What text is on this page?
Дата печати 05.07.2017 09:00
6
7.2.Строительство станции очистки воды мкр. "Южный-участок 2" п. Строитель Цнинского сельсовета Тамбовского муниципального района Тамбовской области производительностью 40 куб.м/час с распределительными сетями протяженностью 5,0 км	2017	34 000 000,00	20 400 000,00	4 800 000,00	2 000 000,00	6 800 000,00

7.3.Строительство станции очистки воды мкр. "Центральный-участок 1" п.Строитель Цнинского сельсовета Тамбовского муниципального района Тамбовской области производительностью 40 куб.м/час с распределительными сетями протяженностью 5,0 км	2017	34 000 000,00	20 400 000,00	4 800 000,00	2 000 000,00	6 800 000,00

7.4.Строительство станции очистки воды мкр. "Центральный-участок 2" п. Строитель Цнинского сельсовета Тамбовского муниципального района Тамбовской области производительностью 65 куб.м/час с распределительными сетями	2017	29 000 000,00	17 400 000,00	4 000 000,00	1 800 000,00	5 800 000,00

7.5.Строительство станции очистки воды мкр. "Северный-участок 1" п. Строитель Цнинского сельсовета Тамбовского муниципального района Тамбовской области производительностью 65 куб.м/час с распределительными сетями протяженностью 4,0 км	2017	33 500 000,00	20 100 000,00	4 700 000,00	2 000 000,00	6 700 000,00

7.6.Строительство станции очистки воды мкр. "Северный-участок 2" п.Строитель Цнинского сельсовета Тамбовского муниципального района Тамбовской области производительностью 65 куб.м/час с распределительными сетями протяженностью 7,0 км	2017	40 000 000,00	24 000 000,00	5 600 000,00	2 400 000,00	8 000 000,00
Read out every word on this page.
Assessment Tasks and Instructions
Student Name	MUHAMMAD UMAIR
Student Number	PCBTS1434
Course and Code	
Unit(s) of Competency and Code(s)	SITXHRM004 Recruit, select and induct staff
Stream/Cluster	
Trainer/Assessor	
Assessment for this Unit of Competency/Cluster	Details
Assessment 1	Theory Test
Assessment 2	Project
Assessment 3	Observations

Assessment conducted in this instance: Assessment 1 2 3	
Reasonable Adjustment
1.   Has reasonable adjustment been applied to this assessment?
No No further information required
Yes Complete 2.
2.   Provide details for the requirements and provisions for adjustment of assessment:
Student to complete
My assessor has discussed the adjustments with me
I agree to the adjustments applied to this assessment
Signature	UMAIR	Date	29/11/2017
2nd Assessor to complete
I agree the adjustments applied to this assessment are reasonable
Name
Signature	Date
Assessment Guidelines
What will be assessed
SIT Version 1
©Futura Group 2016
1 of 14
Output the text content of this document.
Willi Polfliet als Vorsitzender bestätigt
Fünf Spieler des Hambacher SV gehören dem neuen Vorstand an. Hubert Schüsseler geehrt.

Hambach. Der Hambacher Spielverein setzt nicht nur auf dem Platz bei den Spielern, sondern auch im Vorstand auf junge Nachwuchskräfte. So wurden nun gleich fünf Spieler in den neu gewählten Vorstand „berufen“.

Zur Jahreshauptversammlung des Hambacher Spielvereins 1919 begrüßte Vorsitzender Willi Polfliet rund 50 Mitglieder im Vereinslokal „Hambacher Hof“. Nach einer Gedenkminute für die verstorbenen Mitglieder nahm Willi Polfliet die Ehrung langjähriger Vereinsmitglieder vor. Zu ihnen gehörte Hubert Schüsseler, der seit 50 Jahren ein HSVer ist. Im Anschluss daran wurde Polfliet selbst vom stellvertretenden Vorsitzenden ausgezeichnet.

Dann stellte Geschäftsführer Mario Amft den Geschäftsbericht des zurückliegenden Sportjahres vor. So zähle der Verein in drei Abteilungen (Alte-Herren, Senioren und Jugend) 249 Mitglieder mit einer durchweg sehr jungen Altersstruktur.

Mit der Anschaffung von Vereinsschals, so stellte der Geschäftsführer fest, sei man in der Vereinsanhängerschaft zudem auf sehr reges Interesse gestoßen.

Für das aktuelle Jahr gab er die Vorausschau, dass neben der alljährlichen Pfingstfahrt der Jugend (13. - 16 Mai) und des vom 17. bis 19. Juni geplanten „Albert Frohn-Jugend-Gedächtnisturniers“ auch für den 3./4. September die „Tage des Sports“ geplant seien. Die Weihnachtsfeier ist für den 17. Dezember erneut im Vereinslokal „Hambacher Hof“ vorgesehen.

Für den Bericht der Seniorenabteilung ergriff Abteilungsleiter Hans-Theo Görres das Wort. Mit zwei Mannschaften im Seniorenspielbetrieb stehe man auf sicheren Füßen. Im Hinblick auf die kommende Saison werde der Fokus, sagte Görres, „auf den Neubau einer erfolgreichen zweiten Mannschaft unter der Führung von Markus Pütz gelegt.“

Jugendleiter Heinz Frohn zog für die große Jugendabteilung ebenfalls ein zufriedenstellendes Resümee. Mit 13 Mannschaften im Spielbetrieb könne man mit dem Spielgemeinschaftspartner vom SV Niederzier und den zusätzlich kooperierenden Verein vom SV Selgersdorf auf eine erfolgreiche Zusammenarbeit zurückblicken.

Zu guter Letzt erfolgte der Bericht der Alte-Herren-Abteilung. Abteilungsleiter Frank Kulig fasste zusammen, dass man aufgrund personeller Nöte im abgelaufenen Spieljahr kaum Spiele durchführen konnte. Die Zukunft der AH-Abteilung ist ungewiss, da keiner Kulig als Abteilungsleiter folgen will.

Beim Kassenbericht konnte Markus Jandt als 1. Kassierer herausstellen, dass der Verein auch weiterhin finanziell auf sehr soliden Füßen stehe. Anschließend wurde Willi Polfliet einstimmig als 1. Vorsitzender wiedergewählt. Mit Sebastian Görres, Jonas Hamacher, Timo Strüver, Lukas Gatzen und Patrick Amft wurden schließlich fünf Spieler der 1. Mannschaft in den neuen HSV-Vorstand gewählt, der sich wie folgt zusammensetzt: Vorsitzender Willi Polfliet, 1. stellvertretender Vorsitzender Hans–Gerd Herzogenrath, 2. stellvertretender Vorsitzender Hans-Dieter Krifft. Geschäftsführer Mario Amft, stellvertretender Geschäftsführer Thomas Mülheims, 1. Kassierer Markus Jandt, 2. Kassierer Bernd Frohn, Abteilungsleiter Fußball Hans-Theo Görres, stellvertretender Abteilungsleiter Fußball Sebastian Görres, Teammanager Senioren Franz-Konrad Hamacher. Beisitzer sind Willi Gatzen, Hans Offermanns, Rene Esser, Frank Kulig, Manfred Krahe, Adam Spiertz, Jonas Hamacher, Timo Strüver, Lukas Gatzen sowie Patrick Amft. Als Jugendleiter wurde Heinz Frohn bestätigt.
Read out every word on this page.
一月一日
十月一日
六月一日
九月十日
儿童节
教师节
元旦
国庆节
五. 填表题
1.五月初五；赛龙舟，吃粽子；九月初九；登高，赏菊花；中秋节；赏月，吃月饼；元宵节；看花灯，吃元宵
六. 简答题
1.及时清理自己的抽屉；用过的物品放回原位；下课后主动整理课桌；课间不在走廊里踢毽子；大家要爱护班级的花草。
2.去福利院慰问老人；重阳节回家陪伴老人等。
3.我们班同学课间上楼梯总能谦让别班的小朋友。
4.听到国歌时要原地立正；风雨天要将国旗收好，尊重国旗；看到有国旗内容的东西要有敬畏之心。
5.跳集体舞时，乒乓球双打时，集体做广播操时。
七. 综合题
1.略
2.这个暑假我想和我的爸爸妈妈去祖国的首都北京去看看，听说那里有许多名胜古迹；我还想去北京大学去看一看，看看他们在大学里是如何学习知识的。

#### Instructions to follow
Say how many lines contain the string "Alte", giving nothing but the count.

#### Full answer
2